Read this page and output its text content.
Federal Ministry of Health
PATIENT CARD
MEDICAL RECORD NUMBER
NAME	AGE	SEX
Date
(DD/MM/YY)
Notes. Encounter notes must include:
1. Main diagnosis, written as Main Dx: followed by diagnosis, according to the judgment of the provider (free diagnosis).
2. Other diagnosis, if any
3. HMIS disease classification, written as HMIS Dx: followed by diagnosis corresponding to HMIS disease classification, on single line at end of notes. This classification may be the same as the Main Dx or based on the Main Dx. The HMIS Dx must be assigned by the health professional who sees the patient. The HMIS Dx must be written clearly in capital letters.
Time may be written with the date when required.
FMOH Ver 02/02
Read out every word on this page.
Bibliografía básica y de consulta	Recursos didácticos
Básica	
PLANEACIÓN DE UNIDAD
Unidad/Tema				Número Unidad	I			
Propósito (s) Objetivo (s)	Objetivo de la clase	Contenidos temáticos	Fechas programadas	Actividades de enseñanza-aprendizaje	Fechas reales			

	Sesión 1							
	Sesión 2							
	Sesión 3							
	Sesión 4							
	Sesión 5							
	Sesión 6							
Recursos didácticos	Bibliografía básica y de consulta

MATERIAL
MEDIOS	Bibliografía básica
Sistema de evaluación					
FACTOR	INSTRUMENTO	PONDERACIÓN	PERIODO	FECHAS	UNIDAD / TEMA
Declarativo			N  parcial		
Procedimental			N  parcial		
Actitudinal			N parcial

----

Going over the lines above, work out how many include "Read", then give only that number.

2